GIVEN TASK: Skip every picture, then write out exactly the lines of the listing below from the line that contains "Transcribe this image's" through the final line.

### EXTRACTED MATERIAL

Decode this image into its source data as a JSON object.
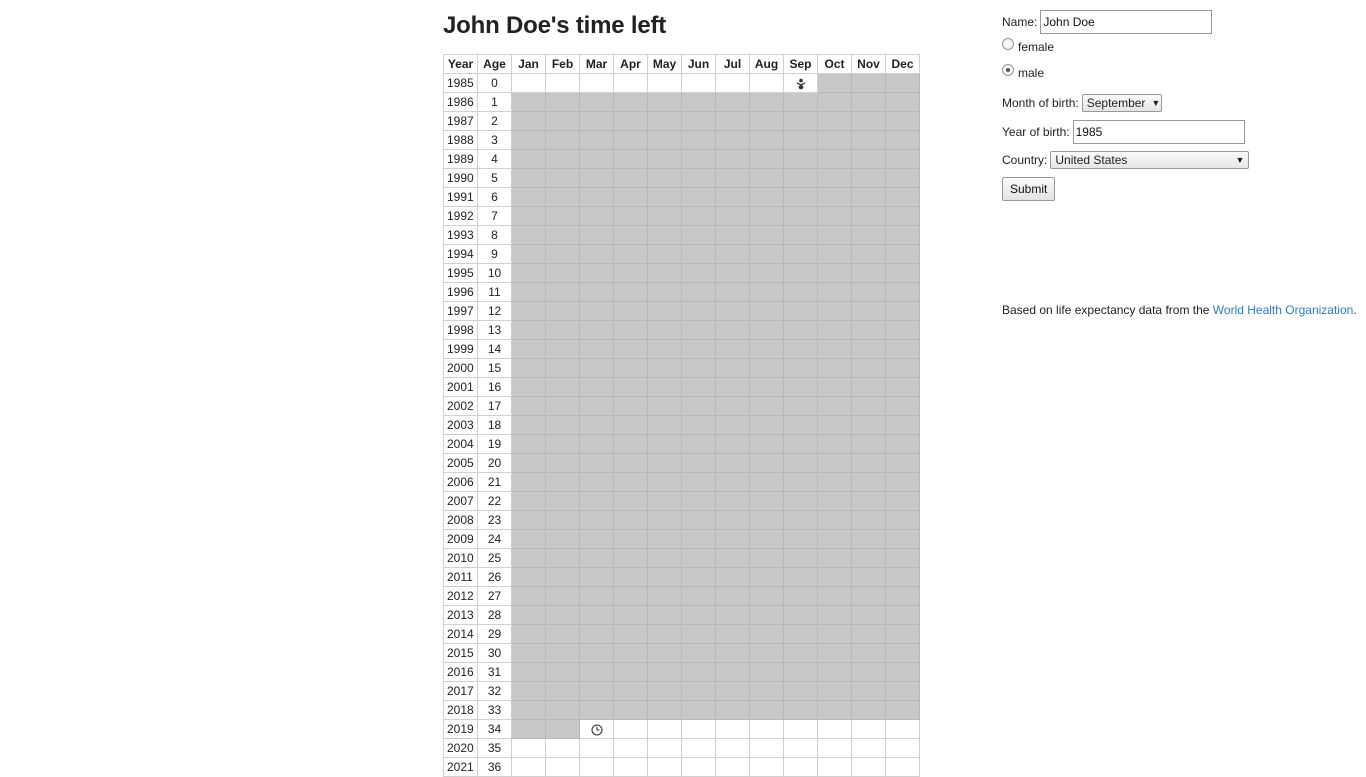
{
  "title": "John Doe's time left",
  "grid": {
    "header_year": "Year",
    "header_age": "Age",
    "months": [
      "Jan",
      "Feb",
      "Mar",
      "Apr",
      "May",
      "Jun",
      "Jul",
      "Aug",
      "Sep",
      "Oct",
      "Nov",
      "Dec"
    ],
    "start_year": 1985,
    "rows": [
      {
        "year": "1985",
        "age": "0"
      },
      {
        "year": "1986",
        "age": "1"
      },
      {
        "year": "1987",
        "age": "2"
      },
      {
        "year": "1988",
        "age": "3"
      },
      {
        "year": "1989",
        "age": "4"
      },
      {
        "year": "1990",
        "age": "5"
      },
      {
        "year": "1991",
        "age": "6"
      },
      {
        "year": "1992",
        "age": "7"
      },
      {
        "year": "1993",
        "age": "8"
      },
      {
        "year": "1994",
        "age": "9"
      },
      {
        "year": "1995",
        "age": "10"
      },
      {
        "year": "1996",
        "age": "11"
      },
      {
        "year": "1997",
        "age": "12"
      },
      {
        "year": "1998",
        "age": "13"
      },
      {
        "year": "1999",
        "age": "14"
      },
      {
        "year": "2000",
        "age": "15"
      },
      {
        "year": "2001",
        "age": "16"
      },
      {
        "year": "2002",
        "age": "17"
      },
      {
        "year": "2003",
        "age": "18"
      },
      {
        "year": "2004",
        "age": "19"
      },
      {
        "year": "2005",
        "age": "20"
      },
      {
        "year": "2006",
        "age": "21"
      },
      {
        "year": "2007",
        "age": "22"
      },
      {
        "year": "2008",
        "age": "23"
      },
      {
        "year": "2009",
        "age": "24"
      },
      {
        "year": "2010",
        "age": "25"
      },
      {
        "year": "2011",
        "age": "26"
      },
      {
        "year": "2012",
        "age": "27"
      },
      {
        "year": "2013",
        "age": "28"
      },
      {
        "year": "2014",
        "age": "29"
      },
      {
        "year": "2015",
        "age": "30"
      },
      {
        "year": "2016",
        "age": "31"
      },
      {
        "year": "2017",
        "age": "32"
      },
      {
        "year": "2018",
        "age": "33"
      },
      {
        "year": "2019",
        "age": "34"
      },
      {
        "year": "2020",
        "age": "35"
      },
      {
        "year": "2021",
        "age": "36"
      }
    ],
    "birth_year": "1985",
    "birth_month": "Sep",
    "current_year": "2019",
    "current_month": "Mar",
    "lived_color": "#c8c8c8",
    "birth_icon": "baby-icon",
    "current_icon": "clock-icon"
  },
  "form": {
    "name_label": "Name:",
    "name_value": "John Doe",
    "female_label": "female",
    "male_label": "male",
    "selected_gender": "male",
    "month_label": "Month of birth:",
    "month_value": "September",
    "year_label": "Year of birth:",
    "year_value": "1985",
    "country_label": "Country:",
    "country_value": "United States",
    "submit_label": "Submit"
  },
  "footer": {
    "text_before": "Based on life expectancy data from the ",
    "link_text": "World Health Organization",
    "text_after": "."
  }
}
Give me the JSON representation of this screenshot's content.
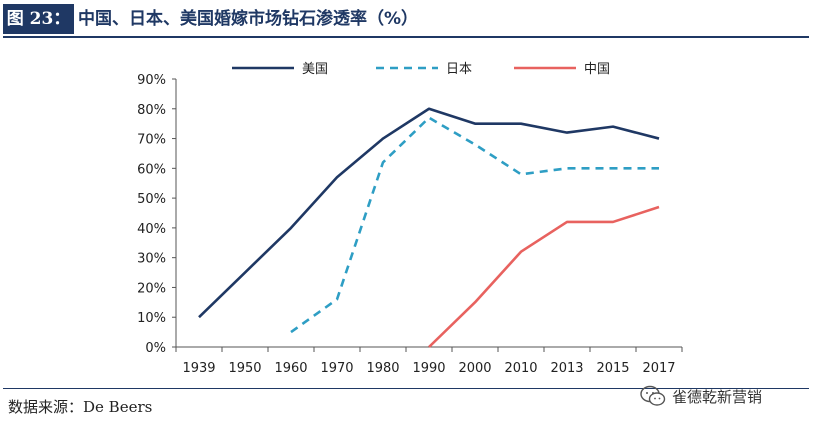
{
  "figure": {
    "label": "图 23：",
    "title": "中国、日本、美国婚嫁市场钻石渗透率（%）",
    "source": "数据来源：De Beers",
    "watermark": "雀德乾新营销"
  },
  "colors": {
    "navy": "#1f3864",
    "usa": "#1f3864",
    "japan": "#2e9ec4",
    "china": "#e8625f"
  },
  "chart_data": {
    "type": "line",
    "categories": [
      "1939",
      "1950",
      "1960",
      "1970",
      "1980",
      "1990",
      "2000",
      "2010",
      "2013",
      "2015",
      "2017"
    ],
    "yticks": [
      "0%",
      "10%",
      "20%",
      "30%",
      "40%",
      "50%",
      "60%",
      "70%",
      "80%",
      "90%"
    ],
    "ylim": [
      0,
      90
    ],
    "legend_position": "top",
    "series": [
      {
        "name": "美国",
        "style": "solid",
        "color": "#1f3864",
        "values": [
          10,
          25,
          40,
          57,
          70,
          80,
          75,
          75,
          72,
          74,
          70
        ]
      },
      {
        "name": "日本",
        "style": "dashed",
        "color": "#2e9ec4",
        "values": [
          null,
          null,
          5,
          16,
          62,
          77,
          68,
          58,
          60,
          60,
          60
        ]
      },
      {
        "name": "中国",
        "style": "solid",
        "color": "#e8625f",
        "values": [
          null,
          null,
          null,
          null,
          null,
          0,
          15,
          32,
          42,
          42,
          47
        ]
      }
    ]
  }
}
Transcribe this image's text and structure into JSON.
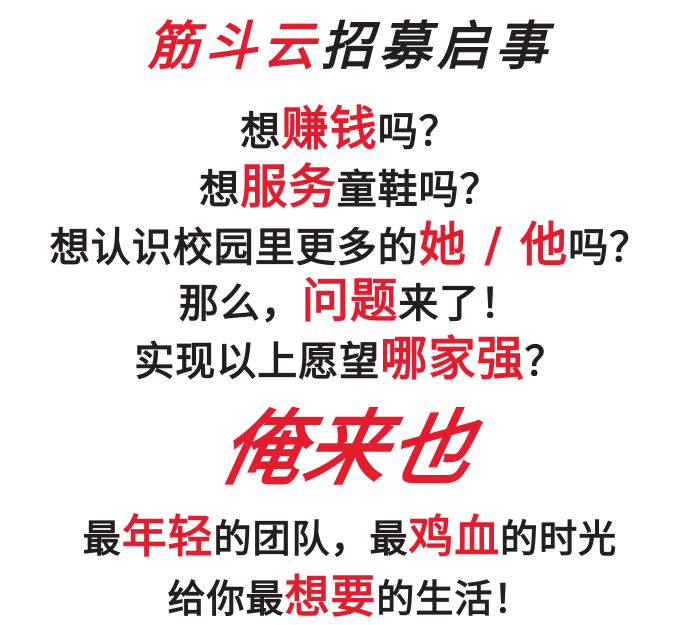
{
  "title": {
    "red": "筋斗云",
    "black": "招募启事"
  },
  "lines": [
    {
      "a": "想",
      "b": "赚钱",
      "c": "吗？"
    },
    {
      "a": "想",
      "b": "服务",
      "c": "童鞋吗？"
    },
    {
      "a": "想认识校园里更多的",
      "b": "她 / 他",
      "c": "吗？"
    },
    {
      "a": "那么，",
      "b": "问题",
      "c": "来了！"
    },
    {
      "a": "实现以上愿望",
      "b": "哪家强",
      "c": "？"
    }
  ],
  "slogan": "俺来也",
  "closing1": {
    "a": "最",
    "b": "年轻",
    "c": "的团队，最",
    "d": "鸡血",
    "e": "的时光"
  },
  "closing2": {
    "a": "给你最",
    "b": "想要",
    "c": "的生活！"
  },
  "colors": {
    "accent": "#e31d2d",
    "text": "#231f20"
  }
}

######

TASK RESULT:
Transcribe this image's text and structure into JSON.
{
  "title": {
    "red": "筋斗云",
    "black": "招募启事"
  },
  "lines": [
    {
      "a": "想",
      "b": "赚钱",
      "c": "吗？"
    },
    {
      "a": "想",
      "b": "服务",
      "c": "童鞋吗？"
    },
    {
      "a": "想认识校园里更多的",
      "b": "她 / 他",
      "c": "吗？"
    },
    {
      "a": "那么，",
      "b": "问题",
      "c": "来了！"
    },
    {
      "a": "实现以上愿望",
      "b": "哪家强",
      "c": "？"
    }
  ],
  "slogan": "俺来也",
  "closing1": {
    "a": "最",
    "b": "年轻",
    "c": "的团队，最",
    "d": "鸡血",
    "e": "的时光"
  },
  "closing2": {
    "a": "给你最",
    "b": "想要",
    "c": "的生活！"
  },
  "colors": {
    "accent": "#e31d2d",
    "text": "#231f20"
  }
}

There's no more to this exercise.